▶ [Instructions for the task]
According to the Bernard Tomlinson biography, who appointed him in 1982 to chair the Northern Regional Health Authority? Please answer with the name.
** Document section follows **
= Bernard Tomlinson =

British neuropathologist

Sir Bernard Evans Tomlinson (13 July 1920 – 26 May 2017) was a distinguished neuropathologist.

He was born in Ashfield, the second of four children. The family lived in Huthwaite and he went to Brunts Grammar School. His elder brother also became a doctor and his younger twin sisters became nurses. He married Betty Oxley who also lived in Huthwaite.

He trained as a clinical pathologist at University College Hospital and joined the Socialist Medical Association. He campaigned for the establishment of the NHS during the 1945 election. He did two years’ National Service in the Royal Army Medical Corps. He was appointed in 1949 as senior registrar in pathology and deputy director of pathology at Newcastle General Hospital and was professor of pathology at Newcastle University from 1973 to 1985. The family moved to Low Fell. His main research was into dementia and Alzheimer’s. In 1982 he was appointed by Norman Fowler to chair the Northern Regional Health Authority, the first medic to do so.
** End of Document section **
** Data for analysis follows **
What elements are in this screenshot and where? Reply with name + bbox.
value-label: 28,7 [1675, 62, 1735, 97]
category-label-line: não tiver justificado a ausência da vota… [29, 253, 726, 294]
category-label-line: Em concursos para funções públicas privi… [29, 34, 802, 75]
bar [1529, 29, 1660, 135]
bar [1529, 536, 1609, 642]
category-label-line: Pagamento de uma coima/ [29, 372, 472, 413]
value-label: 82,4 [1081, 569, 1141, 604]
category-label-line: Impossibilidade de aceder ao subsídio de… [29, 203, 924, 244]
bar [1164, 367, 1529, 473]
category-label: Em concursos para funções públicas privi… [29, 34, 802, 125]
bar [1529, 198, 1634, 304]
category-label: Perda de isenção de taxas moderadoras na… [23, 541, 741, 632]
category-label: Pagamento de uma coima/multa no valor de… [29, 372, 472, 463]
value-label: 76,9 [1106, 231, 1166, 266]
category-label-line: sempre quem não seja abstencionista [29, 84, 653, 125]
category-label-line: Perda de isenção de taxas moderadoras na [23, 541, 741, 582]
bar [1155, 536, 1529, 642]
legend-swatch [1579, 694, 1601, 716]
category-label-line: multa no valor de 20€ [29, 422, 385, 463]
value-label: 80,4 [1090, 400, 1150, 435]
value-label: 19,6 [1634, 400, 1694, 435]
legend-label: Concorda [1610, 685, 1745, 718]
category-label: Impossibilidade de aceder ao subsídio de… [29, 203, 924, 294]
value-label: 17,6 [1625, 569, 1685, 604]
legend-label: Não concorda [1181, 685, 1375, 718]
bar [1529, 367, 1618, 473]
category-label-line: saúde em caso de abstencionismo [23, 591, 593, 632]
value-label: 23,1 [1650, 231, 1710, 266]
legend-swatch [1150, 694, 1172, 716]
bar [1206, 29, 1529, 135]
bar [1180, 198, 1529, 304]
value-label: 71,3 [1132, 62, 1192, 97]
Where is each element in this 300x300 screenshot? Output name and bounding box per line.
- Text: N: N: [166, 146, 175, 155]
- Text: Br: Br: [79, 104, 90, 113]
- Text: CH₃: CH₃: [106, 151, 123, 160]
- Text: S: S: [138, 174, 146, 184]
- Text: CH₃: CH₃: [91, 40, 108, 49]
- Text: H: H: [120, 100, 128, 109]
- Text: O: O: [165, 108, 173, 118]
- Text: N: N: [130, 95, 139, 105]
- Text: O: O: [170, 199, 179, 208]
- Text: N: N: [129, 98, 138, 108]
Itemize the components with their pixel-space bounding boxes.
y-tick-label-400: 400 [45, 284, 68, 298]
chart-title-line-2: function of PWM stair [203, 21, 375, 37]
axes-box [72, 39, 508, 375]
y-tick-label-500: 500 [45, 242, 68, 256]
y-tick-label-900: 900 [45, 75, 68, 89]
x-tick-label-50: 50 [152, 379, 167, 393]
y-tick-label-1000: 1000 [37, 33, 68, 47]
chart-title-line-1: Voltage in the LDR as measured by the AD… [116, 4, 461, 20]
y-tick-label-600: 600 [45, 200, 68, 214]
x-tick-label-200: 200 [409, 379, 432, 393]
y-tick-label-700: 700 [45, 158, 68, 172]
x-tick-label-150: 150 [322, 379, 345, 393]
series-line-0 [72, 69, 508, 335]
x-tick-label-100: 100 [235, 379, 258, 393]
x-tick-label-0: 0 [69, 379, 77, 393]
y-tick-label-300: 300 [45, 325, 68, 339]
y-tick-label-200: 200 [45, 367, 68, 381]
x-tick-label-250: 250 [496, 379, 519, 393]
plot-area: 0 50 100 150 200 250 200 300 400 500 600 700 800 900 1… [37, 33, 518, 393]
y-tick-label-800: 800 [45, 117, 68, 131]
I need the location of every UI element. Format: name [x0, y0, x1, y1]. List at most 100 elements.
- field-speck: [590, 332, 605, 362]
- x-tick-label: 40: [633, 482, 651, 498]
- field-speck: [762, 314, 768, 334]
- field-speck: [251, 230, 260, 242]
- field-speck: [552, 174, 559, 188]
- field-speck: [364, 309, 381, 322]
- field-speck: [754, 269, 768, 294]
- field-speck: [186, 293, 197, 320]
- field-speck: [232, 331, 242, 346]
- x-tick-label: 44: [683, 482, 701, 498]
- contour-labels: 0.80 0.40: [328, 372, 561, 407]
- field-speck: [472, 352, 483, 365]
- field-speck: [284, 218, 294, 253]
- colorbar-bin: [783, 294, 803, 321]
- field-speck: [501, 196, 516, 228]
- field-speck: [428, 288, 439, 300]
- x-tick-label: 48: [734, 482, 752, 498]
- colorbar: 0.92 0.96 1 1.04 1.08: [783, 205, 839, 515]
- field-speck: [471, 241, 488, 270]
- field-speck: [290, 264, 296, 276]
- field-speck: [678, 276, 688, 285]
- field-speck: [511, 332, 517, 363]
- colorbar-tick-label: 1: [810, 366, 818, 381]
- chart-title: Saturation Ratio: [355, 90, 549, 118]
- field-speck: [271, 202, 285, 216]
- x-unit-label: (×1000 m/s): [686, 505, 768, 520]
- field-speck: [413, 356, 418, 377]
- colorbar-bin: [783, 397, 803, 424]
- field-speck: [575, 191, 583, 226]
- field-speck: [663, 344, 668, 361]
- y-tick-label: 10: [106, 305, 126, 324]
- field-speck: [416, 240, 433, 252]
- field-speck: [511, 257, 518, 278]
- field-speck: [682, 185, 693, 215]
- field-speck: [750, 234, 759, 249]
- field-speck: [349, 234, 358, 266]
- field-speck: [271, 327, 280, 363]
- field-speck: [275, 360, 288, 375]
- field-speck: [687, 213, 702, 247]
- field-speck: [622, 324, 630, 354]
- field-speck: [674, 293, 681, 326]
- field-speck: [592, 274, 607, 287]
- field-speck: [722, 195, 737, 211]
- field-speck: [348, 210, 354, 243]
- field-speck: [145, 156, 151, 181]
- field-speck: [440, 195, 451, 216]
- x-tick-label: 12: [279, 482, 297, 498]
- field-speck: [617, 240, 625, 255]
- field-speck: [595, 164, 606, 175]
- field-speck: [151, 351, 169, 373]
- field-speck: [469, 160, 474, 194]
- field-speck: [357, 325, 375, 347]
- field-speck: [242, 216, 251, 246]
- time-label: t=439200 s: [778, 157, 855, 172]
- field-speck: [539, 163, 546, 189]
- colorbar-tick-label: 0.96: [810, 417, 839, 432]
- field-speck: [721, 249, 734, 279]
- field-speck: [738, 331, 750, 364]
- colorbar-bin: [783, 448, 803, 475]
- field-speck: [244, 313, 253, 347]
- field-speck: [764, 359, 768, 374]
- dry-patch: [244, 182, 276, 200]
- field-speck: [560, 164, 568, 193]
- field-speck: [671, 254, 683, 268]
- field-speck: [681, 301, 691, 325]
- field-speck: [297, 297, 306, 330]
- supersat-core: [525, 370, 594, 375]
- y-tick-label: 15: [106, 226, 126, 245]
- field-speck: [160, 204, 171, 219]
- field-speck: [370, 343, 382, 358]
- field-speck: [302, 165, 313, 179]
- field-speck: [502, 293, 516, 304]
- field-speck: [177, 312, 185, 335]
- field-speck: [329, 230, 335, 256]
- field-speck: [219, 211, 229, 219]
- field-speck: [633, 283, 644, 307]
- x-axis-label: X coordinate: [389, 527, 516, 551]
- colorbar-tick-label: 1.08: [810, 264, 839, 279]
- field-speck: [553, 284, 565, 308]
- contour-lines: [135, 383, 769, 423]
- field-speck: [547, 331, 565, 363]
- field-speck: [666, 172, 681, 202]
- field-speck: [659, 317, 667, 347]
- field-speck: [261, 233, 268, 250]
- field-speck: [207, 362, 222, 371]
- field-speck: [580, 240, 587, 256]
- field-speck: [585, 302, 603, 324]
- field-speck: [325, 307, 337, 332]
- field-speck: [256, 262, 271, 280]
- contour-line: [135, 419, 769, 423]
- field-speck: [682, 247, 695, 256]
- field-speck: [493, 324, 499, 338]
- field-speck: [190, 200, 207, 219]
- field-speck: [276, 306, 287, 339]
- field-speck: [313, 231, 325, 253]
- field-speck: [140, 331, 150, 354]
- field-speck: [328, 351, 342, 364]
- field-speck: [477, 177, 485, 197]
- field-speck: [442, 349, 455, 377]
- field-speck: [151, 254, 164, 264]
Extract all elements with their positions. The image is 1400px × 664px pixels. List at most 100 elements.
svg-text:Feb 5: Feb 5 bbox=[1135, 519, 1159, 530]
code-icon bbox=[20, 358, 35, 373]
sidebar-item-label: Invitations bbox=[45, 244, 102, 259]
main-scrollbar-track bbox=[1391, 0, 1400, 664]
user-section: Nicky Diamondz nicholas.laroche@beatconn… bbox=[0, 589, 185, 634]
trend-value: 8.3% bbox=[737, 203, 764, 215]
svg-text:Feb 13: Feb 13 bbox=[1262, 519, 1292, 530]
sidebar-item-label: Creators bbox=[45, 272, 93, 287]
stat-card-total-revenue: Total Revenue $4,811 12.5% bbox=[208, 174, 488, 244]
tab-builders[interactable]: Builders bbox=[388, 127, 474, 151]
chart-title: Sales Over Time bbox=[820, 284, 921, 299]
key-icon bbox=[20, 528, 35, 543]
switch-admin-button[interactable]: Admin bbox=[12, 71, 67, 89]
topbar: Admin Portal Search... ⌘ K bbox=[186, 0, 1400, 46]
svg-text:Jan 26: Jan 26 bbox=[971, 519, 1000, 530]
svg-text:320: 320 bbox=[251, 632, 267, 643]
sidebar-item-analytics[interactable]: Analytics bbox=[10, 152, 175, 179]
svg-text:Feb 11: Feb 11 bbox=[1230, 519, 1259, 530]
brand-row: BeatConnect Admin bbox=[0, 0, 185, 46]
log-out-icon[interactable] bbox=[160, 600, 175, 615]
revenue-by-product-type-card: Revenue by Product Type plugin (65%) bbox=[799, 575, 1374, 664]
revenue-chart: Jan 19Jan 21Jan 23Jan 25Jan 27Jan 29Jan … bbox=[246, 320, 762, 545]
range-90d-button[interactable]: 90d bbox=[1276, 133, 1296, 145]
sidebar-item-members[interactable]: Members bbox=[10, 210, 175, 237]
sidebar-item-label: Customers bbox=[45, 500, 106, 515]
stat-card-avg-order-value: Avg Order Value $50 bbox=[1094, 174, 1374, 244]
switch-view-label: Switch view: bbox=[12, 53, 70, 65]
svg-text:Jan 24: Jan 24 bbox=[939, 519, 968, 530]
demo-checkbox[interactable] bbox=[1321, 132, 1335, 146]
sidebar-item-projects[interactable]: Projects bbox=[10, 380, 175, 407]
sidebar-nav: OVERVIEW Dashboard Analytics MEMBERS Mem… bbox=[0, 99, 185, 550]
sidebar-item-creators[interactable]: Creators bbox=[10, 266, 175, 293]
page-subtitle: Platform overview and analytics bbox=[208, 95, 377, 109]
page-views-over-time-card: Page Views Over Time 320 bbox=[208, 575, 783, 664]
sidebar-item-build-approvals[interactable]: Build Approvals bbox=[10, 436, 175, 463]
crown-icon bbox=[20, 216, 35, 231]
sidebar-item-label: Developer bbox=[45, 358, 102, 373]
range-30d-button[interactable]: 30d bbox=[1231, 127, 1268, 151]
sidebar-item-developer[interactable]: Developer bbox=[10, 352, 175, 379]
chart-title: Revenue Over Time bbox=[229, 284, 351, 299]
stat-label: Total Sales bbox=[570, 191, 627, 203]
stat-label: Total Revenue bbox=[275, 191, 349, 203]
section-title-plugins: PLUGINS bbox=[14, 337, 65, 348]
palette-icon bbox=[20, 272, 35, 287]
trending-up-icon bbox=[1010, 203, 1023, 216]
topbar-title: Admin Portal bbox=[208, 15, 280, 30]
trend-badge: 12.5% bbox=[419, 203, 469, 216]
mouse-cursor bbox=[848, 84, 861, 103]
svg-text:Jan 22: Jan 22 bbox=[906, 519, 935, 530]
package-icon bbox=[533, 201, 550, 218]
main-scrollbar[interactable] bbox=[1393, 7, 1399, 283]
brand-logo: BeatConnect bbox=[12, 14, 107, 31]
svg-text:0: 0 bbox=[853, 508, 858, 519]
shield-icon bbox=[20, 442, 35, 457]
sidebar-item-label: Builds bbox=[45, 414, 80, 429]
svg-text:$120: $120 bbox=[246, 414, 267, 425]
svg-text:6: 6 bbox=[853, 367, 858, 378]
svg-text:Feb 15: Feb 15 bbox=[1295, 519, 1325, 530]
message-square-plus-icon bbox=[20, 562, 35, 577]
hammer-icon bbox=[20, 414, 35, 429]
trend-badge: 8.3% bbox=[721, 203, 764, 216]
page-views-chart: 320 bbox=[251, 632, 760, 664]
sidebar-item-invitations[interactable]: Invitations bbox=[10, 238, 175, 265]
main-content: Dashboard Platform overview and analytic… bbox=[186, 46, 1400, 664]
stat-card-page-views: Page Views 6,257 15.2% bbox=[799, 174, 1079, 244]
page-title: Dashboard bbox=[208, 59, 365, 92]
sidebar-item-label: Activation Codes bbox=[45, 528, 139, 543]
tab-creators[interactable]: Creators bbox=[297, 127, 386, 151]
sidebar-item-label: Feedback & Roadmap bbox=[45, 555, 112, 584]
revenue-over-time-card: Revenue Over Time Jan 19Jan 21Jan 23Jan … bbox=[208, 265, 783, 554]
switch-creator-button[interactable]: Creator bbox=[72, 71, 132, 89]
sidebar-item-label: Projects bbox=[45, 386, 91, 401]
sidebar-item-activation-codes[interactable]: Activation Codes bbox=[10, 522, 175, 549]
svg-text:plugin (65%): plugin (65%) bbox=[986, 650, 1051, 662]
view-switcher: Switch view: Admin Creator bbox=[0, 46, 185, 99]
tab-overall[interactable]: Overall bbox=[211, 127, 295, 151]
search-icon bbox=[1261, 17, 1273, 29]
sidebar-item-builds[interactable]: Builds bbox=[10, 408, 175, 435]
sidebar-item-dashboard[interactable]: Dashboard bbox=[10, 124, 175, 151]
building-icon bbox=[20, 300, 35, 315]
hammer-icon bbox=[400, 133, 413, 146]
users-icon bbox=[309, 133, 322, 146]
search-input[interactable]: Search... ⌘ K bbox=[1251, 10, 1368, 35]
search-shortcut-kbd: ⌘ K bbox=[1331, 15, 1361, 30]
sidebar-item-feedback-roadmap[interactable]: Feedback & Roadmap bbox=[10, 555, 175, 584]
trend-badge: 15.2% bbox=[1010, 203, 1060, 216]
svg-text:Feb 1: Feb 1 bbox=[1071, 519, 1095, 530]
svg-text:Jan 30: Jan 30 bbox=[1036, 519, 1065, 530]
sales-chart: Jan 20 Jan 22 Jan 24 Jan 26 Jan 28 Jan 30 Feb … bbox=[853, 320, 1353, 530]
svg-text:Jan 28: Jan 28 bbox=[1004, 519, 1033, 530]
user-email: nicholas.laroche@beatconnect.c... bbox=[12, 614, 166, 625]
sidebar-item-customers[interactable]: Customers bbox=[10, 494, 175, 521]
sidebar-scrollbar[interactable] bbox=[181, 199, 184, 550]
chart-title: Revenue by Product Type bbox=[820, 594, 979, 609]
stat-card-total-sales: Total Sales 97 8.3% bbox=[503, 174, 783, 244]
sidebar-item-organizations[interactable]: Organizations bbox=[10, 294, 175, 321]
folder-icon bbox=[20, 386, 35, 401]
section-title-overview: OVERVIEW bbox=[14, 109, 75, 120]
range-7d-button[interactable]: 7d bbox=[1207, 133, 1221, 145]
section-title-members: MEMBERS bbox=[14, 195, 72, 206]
** End of Data for analysis **
▶ [Answer section]
Norman Fowler